• **RECORDS FOR THIS TASK**:

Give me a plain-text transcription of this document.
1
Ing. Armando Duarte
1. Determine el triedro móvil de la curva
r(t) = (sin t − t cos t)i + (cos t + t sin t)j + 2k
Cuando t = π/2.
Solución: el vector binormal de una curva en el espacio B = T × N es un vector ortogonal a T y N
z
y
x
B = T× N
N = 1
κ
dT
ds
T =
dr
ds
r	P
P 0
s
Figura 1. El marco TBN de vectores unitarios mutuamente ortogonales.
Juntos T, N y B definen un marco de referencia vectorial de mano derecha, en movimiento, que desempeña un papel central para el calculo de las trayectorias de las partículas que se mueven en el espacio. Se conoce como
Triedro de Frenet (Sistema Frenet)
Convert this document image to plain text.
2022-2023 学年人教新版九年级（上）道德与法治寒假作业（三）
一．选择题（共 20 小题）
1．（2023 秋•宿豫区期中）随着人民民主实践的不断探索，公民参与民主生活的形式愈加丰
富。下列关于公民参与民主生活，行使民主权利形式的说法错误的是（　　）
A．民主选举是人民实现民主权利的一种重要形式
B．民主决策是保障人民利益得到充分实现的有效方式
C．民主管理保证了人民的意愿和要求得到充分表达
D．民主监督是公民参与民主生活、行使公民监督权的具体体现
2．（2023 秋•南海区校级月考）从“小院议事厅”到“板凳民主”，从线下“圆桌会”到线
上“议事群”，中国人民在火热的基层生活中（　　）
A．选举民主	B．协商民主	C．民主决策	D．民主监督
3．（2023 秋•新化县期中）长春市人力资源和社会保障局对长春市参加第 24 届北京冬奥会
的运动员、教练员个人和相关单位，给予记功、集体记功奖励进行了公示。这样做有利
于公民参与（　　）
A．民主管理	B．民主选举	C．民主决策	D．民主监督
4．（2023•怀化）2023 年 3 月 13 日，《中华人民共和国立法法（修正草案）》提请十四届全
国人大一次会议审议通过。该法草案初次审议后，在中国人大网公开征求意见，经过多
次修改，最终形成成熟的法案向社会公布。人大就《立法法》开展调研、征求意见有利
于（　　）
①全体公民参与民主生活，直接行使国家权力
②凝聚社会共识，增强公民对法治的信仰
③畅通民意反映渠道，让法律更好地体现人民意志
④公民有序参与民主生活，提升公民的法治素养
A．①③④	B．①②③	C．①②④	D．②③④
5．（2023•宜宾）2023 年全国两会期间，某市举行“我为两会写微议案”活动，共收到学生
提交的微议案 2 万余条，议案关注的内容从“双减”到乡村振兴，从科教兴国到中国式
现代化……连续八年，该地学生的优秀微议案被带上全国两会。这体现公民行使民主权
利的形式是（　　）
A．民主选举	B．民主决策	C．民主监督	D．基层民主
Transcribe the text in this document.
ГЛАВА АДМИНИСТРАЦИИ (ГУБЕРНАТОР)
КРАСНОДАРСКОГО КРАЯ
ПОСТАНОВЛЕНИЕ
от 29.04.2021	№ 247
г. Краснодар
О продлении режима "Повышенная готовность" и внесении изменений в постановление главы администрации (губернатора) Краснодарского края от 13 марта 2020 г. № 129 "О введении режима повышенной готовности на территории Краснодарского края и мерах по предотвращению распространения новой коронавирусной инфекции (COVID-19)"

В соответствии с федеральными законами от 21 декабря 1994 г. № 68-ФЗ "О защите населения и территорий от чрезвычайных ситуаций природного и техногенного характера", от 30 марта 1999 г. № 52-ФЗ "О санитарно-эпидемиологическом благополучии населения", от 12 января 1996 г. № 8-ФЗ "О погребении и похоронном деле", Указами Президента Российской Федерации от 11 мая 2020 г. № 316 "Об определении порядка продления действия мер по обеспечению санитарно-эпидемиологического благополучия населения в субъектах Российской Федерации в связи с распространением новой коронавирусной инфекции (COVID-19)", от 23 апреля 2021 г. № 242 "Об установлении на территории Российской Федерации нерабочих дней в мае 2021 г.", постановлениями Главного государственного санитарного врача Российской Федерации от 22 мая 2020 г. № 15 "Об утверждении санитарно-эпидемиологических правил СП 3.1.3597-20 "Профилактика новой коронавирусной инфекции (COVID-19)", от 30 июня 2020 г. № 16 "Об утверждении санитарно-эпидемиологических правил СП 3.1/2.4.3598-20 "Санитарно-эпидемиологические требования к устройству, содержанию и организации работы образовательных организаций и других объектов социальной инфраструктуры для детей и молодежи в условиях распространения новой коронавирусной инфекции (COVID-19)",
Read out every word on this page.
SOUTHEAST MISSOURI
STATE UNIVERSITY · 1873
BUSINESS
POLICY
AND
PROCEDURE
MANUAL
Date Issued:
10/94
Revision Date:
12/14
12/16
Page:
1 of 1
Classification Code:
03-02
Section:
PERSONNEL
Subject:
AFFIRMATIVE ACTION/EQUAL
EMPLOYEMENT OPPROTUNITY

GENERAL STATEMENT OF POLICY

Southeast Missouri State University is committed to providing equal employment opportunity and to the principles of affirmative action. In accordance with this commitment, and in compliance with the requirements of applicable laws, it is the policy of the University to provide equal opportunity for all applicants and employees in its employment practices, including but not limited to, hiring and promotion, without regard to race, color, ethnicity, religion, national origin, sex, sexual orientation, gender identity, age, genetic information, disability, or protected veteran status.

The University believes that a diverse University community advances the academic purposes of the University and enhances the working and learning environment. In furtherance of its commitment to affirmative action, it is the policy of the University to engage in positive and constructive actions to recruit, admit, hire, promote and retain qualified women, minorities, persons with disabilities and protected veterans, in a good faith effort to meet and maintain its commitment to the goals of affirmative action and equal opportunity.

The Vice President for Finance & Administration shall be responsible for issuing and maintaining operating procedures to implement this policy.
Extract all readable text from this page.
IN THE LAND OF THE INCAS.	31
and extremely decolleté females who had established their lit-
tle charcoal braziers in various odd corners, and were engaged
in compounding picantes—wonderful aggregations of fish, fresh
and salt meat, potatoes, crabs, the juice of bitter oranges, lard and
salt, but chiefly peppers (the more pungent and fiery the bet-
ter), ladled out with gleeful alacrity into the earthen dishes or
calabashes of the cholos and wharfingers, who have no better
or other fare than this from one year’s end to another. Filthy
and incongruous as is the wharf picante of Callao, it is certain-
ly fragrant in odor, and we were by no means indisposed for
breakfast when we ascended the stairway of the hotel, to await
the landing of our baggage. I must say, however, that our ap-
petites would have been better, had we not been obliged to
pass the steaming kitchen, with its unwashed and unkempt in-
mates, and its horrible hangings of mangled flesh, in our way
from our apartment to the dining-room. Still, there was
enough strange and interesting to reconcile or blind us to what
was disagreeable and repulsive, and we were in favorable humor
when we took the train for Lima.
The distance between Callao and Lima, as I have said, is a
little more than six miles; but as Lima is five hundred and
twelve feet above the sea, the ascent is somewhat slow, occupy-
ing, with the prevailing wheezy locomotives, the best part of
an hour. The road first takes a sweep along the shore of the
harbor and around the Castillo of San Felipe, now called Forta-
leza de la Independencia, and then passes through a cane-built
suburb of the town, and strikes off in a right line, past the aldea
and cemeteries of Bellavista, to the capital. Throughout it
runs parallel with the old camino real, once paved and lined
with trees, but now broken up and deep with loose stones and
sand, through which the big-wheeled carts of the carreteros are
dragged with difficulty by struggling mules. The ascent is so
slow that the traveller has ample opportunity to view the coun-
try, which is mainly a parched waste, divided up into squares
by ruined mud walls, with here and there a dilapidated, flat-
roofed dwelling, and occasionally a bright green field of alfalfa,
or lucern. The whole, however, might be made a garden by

• **WORK TO COMPLETE**: Write out the data again, exactly and in full.

• **RIGHT ANSWER**:
Give me a plain-text transcription of this document.
1
Ing. Armando Duarte
1. Determine el triedro móvil de la curva
r(t) = (sin t − t cos t)i + (cos t + t sin t)j + 2k
Cuando t = π/2.
Solución: el vector binormal de una curva en el espacio B = T × N es un vector ortogonal a T y N
z
y
x
B = T× N
N = 1
κ
dT
ds
T =
dr
ds
r	P
P 0
s
Figura 1. El marco TBN de vectores unitarios mutuamente ortogonales.
Juntos T, N y B definen un marco de referencia vectorial de mano derecha, en movimiento, que desempeña un papel central para el calculo de las trayectorias de las partículas que se mueven en el espacio. Se conoce como
Triedro de Frenet (Sistema Frenet)
Convert this document image to plain text.
2022-2023 学年人教新版九年级（上）道德与法治寒假作业（三）
一．选择题（共 20 小题）
1．（2023 秋•宿豫区期中）随着人民民主实践的不断探索，公民参与民主生活的形式愈加丰
富。下列关于公民参与民主生活，行使民主权利形式的说法错误的是（　　）
A．民主选举是人民实现民主权利的一种重要形式
B．民主决策是保障人民利益得到充分实现的有效方式
C．民主管理保证了人民的意愿和要求得到充分表达
D．民主监督是公民参与民主生活、行使公民监督权的具体体现
2．（2023 秋•南海区校级月考）从“小院议事厅”到“板凳民主”，从线下“圆桌会”到线
上“议事群”，中国人民在火热的基层生活中（　　）
A．选举民主	B．协商民主	C．民主决策	D．民主监督
3．（2023 秋•新化县期中）长春市人力资源和社会保障局对长春市参加第 24 届北京冬奥会
的运动员、教练员个人和相关单位，给予记功、集体记功奖励进行了公示。这样做有利
于公民参与（　　）
A．民主管理	B．民主选举	C．民主决策	D．民主监督
4．（2023•怀化）2023 年 3 月 13 日，《中华人民共和国立法法（修正草案）》提请十四届全
国人大一次会议审议通过。该法草案初次审议后，在中国人大网公开征求意见，经过多
次修改，最终形成成熟的法案向社会公布。人大就《立法法》开展调研、征求意见有利
于（　　）
①全体公民参与民主生活，直接行使国家权力
②凝聚社会共识，增强公民对法治的信仰
③畅通民意反映渠道，让法律更好地体现人民意志
④公民有序参与民主生活，提升公民的法治素养
A．①③④	B．①②③	C．①②④	D．②③④
5．（2023•宜宾）2023 年全国两会期间，某市举行“我为两会写微议案”活动，共收到学生
提交的微议案 2 万余条，议案关注的内容从“双减”到乡村振兴，从科教兴国到中国式
现代化……连续八年，该地学生的优秀微议案被带上全国两会。这体现公民行使民主权
利的形式是（　　）
A．民主选举	B．民主决策	C．民主监督	D．基层民主
Transcribe the text in this document.
ГЛАВА АДМИНИСТРАЦИИ (ГУБЕРНАТОР)
КРАСНОДАРСКОГО КРАЯ
ПОСТАНОВЛЕНИЕ
от 29.04.2021	№ 247
г. Краснодар
О продлении режима "Повышенная готовность" и внесении изменений в постановление главы администрации (губернатора) Краснодарского края от 13 марта 2020 г. № 129 "О введении режима повышенной готовности на территории Краснодарского края и мерах по предотвращению распространения новой коронавирусной инфекции (COVID-19)"

В соответствии с федеральными законами от 21 декабря 1994 г. № 68-ФЗ "О защите населения и территорий от чрезвычайных ситуаций природного и техногенного характера", от 30 марта 1999 г. № 52-ФЗ "О санитарно-эпидемиологическом благополучии населения", от 12 января 1996 г. № 8-ФЗ "О погребении и похоронном деле", Указами Президента Российской Федерации от 11 мая 2020 г. № 316 "Об определении порядка продления действия мер по обеспечению санитарно-эпидемиологического благополучия населения в субъектах Российской Федерации в связи с распространением новой коронавирусной инфекции (COVID-19)", от 23 апреля 2021 г. № 242 "Об установлении на территории Российской Федерации нерабочих дней в мае 2021 г.", постановлениями Главного государственного санитарного врача Российской Федерации от 22 мая 2020 г. № 15 "Об утверждении санитарно-эпидемиологических правил СП 3.1.3597-20 "Профилактика новой коронавирусной инфекции (COVID-19)", от 30 июня 2020 г. № 16 "Об утверждении санитарно-эпидемиологических правил СП 3.1/2.4.3598-20 "Санитарно-эпидемиологические требования к устройству, содержанию и организации работы образовательных организаций и других объектов социальной инфраструктуры для детей и молодежи в условиях распространения новой коронавирусной инфекции (COVID-19)",
Read out every word on this page.
SOUTHEAST MISSOURI
STATE UNIVERSITY · 1873
BUSINESS
POLICY
AND
PROCEDURE
MANUAL
Date Issued:
10/94
Revision Date:
12/14
12/16
Page:
1 of 1
Classification Code:
03-02
Section:
PERSONNEL
Subject:
AFFIRMATIVE ACTION/EQUAL
EMPLOYEMENT OPPROTUNITY

GENERAL STATEMENT OF POLICY

Southeast Missouri State University is committed to providing equal employment opportunity and to the principles of affirmative action. In accordance with this commitment, and in compliance with the requirements of applicable laws, it is the policy of the University to provide equal opportunity for all applicants and employees in its employment practices, including but not limited to, hiring and promotion, without regard to race, color, ethnicity, religion, national origin, sex, sexual orientation, gender identity, age, genetic information, disability, or protected veteran status.

The University believes that a diverse University community advances the academic purposes of the University and enhances the working and learning environment. In furtherance of its commitment to affirmative action, it is the policy of the University to engage in positive and constructive actions to recruit, admit, hire, promote and retain qualified women, minorities, persons with disabilities and protected veterans, in a good faith effort to meet and maintain its commitment to the goals of affirmative action and equal opportunity.

The Vice President for Finance & Administration shall be responsible for issuing and maintaining operating procedures to implement this policy.
Extract all readable text from this page.
IN THE LAND OF THE INCAS.	31
and extremely decolleté females who had established their lit-
tle charcoal braziers in various odd corners, and were engaged
in compounding picantes—wonderful aggregations of fish, fresh
and salt meat, potatoes, crabs, the juice of bitter oranges, lard and
salt, but chiefly peppers (the more pungent and fiery the bet-
ter), ladled out with gleeful alacrity into the earthen dishes or
calabashes of the cholos and wharfingers, who have no better
or other fare than this from one year’s end to another. Filthy
and incongruous as is the wharf picante of Callao, it is certain-
ly fragrant in odor, and we were by no means indisposed for
breakfast when we ascended the stairway of the hotel, to await
the landing of our baggage. I must say, however, that our ap-
petites would have been better, had we not been obliged to
pass the steaming kitchen, with its unwashed and unkempt in-
mates, and its horrible hangings of mangled flesh, in our way
from our apartment to the dining-room. Still, there was
enough strange and interesting to reconcile or blind us to what
was disagreeable and repulsive, and we were in favorable humor
when we took the train for Lima.
The distance between Callao and Lima, as I have said, is a
little more than six miles; but as Lima is five hundred and
twelve feet above the sea, the ascent is somewhat slow, occupy-
ing, with the prevailing wheezy locomotives, the best part of
an hour. The road first takes a sweep along the shore of the
harbor and around the Castillo of San Felipe, now called Forta-
leza de la Independencia, and then passes through a cane-built
suburb of the town, and strikes off in a right line, past the aldea
and cemeteries of Bellavista, to the capital. Throughout it
runs parallel with the old camino real, once paved and lined
with trees, but now broken up and deep with loose stones and
sand, through which the big-wheeled carts of the carreteros are
dragged with difficulty by struggling mules. The ascent is so
slow that the traveller has ample opportunity to view the coun-
try, which is mainly a parched waste, divided up into squares
by ruined mud walls, with here and there a dilapidated, flat-
roofed dwelling, and occasionally a bright green field of alfalfa,
or lucern. The whole, however, might be made a garden by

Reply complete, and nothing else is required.